(PROBLEM REQUIREMENTS): Go through the listing and copy each line with the string "יכול".
──────── DATA ROWS ────────
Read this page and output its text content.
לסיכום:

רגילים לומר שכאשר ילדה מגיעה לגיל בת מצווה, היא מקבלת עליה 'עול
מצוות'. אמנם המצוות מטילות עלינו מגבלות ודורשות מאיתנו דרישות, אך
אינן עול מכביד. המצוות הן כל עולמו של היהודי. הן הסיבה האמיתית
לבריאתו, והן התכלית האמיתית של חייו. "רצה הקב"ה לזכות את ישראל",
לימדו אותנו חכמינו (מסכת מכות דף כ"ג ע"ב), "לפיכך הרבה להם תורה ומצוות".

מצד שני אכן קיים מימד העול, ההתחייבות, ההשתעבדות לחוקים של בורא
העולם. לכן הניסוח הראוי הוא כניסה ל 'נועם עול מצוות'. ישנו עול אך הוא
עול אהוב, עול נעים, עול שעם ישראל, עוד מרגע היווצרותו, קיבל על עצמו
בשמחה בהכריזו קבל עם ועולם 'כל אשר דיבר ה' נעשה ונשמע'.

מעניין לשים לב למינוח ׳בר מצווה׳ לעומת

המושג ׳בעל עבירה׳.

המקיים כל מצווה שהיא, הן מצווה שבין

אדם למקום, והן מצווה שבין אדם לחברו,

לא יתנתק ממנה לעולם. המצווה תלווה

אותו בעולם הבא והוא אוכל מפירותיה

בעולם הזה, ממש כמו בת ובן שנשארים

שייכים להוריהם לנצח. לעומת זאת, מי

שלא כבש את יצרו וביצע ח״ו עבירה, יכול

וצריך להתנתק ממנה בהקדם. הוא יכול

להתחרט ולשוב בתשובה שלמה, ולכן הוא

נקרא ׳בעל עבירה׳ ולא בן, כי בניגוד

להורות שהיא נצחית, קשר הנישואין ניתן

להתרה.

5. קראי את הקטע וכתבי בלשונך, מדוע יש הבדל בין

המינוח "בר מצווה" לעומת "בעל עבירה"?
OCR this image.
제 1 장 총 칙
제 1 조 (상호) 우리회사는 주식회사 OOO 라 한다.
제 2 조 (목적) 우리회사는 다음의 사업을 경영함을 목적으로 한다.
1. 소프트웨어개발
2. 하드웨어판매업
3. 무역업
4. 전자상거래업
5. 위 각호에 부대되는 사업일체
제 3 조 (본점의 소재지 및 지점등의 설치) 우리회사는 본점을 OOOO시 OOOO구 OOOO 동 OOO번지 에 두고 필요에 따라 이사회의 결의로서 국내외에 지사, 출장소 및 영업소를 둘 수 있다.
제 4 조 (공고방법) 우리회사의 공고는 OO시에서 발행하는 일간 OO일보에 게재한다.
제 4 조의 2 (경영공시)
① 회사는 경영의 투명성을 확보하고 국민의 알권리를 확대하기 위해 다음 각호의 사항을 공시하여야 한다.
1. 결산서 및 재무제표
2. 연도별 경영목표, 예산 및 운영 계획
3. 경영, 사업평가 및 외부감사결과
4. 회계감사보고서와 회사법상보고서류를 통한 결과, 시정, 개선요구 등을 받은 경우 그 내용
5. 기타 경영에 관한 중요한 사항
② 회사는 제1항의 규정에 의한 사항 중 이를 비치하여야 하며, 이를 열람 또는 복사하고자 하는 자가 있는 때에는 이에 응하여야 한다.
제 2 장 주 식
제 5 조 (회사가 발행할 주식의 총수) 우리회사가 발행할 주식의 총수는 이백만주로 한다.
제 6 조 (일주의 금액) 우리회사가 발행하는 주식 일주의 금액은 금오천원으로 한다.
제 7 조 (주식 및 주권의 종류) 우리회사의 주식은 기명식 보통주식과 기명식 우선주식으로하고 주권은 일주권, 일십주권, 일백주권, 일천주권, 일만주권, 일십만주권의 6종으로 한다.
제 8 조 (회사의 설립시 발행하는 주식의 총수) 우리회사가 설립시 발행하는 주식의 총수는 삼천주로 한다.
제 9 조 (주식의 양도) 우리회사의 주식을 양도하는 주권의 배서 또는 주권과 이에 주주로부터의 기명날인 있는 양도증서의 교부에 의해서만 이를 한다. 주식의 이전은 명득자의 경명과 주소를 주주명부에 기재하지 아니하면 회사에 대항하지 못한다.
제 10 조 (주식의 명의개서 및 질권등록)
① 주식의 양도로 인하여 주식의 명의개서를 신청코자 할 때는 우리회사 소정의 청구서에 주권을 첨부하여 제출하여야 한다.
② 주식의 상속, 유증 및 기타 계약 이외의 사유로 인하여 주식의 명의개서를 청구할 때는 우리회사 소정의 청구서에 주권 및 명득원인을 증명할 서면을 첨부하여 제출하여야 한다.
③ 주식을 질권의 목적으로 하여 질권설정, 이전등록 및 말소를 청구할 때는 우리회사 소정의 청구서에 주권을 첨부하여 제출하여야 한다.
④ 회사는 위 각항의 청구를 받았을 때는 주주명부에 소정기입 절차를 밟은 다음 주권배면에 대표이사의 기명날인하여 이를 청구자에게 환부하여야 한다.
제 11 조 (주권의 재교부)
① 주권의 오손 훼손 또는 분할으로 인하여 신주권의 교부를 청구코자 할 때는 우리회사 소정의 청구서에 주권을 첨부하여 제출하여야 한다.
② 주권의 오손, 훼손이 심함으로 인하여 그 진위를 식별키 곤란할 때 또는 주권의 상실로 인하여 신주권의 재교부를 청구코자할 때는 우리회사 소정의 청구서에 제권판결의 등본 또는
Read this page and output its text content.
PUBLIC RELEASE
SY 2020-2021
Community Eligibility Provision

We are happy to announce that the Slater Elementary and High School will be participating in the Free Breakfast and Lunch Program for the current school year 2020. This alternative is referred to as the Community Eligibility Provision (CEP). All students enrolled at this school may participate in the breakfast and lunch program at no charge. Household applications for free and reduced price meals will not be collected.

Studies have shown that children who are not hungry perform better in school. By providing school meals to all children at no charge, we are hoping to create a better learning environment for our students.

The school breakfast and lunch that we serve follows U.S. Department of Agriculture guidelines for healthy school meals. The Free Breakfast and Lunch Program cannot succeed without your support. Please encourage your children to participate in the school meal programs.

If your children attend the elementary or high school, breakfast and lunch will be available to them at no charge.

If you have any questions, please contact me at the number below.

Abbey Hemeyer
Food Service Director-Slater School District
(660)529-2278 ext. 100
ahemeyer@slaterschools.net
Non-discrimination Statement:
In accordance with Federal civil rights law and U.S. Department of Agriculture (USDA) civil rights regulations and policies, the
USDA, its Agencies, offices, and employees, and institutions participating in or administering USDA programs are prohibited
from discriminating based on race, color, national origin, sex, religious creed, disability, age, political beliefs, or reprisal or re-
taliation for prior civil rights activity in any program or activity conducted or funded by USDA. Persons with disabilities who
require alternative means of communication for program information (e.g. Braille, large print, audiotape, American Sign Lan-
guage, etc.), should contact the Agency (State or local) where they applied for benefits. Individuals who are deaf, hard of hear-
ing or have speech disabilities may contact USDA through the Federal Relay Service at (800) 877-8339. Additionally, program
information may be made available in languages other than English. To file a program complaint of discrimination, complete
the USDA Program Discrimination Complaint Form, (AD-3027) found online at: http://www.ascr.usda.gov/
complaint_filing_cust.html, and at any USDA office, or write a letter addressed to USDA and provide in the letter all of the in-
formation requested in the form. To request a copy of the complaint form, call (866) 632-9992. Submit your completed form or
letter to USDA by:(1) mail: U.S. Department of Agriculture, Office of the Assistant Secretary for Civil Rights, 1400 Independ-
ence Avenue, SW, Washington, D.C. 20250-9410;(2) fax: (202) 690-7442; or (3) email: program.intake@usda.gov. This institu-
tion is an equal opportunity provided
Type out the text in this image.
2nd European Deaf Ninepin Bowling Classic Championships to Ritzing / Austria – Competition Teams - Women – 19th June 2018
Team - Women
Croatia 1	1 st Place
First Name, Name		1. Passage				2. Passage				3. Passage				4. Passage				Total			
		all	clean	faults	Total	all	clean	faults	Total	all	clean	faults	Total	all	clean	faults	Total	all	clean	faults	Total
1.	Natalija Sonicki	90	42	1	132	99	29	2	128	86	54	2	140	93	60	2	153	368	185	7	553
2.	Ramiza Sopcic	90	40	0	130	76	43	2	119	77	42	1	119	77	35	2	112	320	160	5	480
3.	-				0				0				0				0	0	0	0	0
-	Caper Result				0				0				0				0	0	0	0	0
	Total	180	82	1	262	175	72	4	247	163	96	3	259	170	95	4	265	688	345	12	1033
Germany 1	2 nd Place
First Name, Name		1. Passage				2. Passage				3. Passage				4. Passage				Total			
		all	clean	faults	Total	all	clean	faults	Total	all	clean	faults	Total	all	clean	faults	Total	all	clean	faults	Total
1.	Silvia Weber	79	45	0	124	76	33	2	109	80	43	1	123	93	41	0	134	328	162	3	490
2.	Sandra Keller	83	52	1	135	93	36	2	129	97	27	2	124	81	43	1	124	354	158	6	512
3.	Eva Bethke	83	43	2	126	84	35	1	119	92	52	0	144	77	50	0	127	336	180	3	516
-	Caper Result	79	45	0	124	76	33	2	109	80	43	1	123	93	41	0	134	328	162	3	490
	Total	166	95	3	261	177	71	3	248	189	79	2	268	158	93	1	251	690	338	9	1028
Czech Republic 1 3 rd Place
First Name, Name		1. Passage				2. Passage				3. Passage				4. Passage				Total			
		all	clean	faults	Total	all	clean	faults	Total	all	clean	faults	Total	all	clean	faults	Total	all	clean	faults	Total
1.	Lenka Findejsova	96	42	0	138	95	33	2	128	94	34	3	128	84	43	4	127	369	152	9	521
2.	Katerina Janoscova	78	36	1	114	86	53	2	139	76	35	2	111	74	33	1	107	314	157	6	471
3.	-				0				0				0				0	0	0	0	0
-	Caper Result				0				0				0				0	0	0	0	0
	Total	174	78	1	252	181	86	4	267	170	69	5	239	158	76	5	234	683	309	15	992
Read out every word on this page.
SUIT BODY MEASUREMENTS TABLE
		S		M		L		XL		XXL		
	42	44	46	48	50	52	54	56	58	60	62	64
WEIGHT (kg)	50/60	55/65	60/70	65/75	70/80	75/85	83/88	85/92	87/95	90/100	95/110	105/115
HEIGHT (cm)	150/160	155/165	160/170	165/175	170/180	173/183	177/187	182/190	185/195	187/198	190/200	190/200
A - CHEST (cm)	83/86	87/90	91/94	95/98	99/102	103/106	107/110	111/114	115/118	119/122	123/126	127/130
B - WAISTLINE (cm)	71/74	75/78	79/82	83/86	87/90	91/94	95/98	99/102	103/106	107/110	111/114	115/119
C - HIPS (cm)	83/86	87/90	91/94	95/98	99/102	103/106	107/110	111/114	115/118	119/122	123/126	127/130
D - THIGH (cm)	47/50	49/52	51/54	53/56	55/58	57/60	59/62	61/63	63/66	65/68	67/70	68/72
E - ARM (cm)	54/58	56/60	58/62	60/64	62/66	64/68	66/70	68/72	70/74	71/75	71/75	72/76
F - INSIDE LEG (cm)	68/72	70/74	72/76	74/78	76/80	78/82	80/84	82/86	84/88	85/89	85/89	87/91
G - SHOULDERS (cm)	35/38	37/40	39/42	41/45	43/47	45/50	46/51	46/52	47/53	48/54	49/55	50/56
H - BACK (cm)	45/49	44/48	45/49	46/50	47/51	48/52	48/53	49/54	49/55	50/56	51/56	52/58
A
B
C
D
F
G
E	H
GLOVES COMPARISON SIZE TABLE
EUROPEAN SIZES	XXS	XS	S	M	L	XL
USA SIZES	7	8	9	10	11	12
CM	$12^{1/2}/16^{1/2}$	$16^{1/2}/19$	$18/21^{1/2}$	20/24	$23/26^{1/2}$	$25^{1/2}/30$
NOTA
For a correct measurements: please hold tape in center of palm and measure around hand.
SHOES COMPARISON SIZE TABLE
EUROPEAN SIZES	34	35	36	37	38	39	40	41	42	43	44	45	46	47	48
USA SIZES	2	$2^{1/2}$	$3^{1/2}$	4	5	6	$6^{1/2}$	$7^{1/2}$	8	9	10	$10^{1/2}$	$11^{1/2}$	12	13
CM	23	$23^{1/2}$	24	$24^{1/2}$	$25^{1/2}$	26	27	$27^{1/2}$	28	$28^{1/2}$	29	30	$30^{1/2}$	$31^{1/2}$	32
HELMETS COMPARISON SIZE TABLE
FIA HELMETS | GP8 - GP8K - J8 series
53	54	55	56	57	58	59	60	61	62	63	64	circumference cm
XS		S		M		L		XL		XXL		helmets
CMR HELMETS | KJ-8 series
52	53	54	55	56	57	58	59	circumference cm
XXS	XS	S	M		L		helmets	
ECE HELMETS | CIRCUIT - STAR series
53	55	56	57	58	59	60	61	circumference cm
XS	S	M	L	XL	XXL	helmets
────────
(EXERCISE OUTPUT):
שלא כבש את יצרו וביצע ח״ו עבירה, יכול
וצריך להתנתק ממנה בהקדם. הוא יכול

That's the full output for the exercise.